Source data:
__________________________________________________
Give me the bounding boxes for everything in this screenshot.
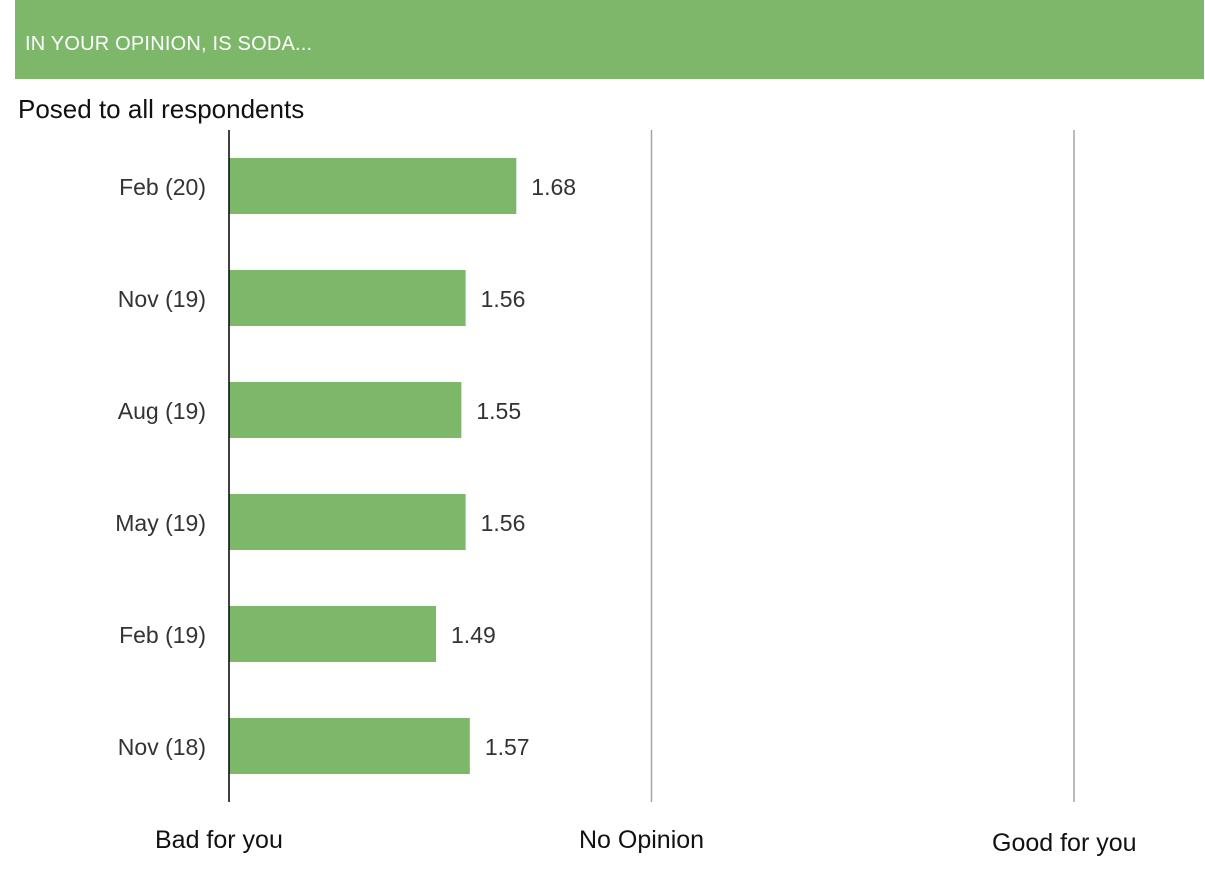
header-banner: IN YOUR OPINION, IS SODA... [15, 0, 1204, 79]
data-label-2: 1.55 [476, 398, 521, 424]
category-label-5: Nov (18) [118, 734, 206, 760]
bar-3 [229, 494, 466, 550]
data-label-1: 1.56 [481, 286, 526, 312]
x-tick-label-good: Good for you [992, 829, 1137, 857]
data-label-4: 1.49 [451, 622, 496, 648]
x-tick-label-bad: Bad for you [155, 826, 283, 854]
category-label-1: Nov (19) [118, 286, 206, 312]
bar-0 [229, 158, 517, 214]
bar-1 [229, 270, 466, 326]
bar-4 [229, 606, 437, 662]
x-tick-label-no-opinion: No Opinion [579, 826, 705, 854]
data-label-5: 1.57 [485, 734, 530, 760]
category-label-4: Feb (19) [119, 622, 206, 648]
chart-subtitle: Posed to all respondents [18, 94, 305, 124]
category-label-3: May (19) [115, 510, 206, 536]
data-label-0: 1.68 [531, 174, 576, 200]
data-label-3: 1.56 [481, 510, 526, 536]
category-label-2: Aug (19) [118, 398, 206, 424]
category-label-0: Feb (20) [119, 174, 206, 200]
bar-5 [229, 718, 470, 774]
bar-2 [229, 382, 462, 438]
banner-title: IN YOUR OPINION, IS SODA... [25, 33, 313, 55]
__________________________________________________
Do this: Please repeat the items from the line that contains "header-banner: IN YOUR" through the line that contains "x-tick-label-bad: Bad for", both ends included, without any change.

Problem solution:
header-banner: IN YOUR OPINION, IS SODA... [15, 0, 1204, 79]
data-label-2: 1.55 [476, 398, 521, 424]
category-label-5: Nov (18) [118, 734, 206, 760]
bar-3 [229, 494, 466, 550]
data-label-1: 1.56 [481, 286, 526, 312]
x-tick-label-good: Good for you [992, 829, 1137, 857]
data-label-4: 1.49 [451, 622, 496, 648]
x-tick-label-bad: Bad for you [155, 826, 283, 854]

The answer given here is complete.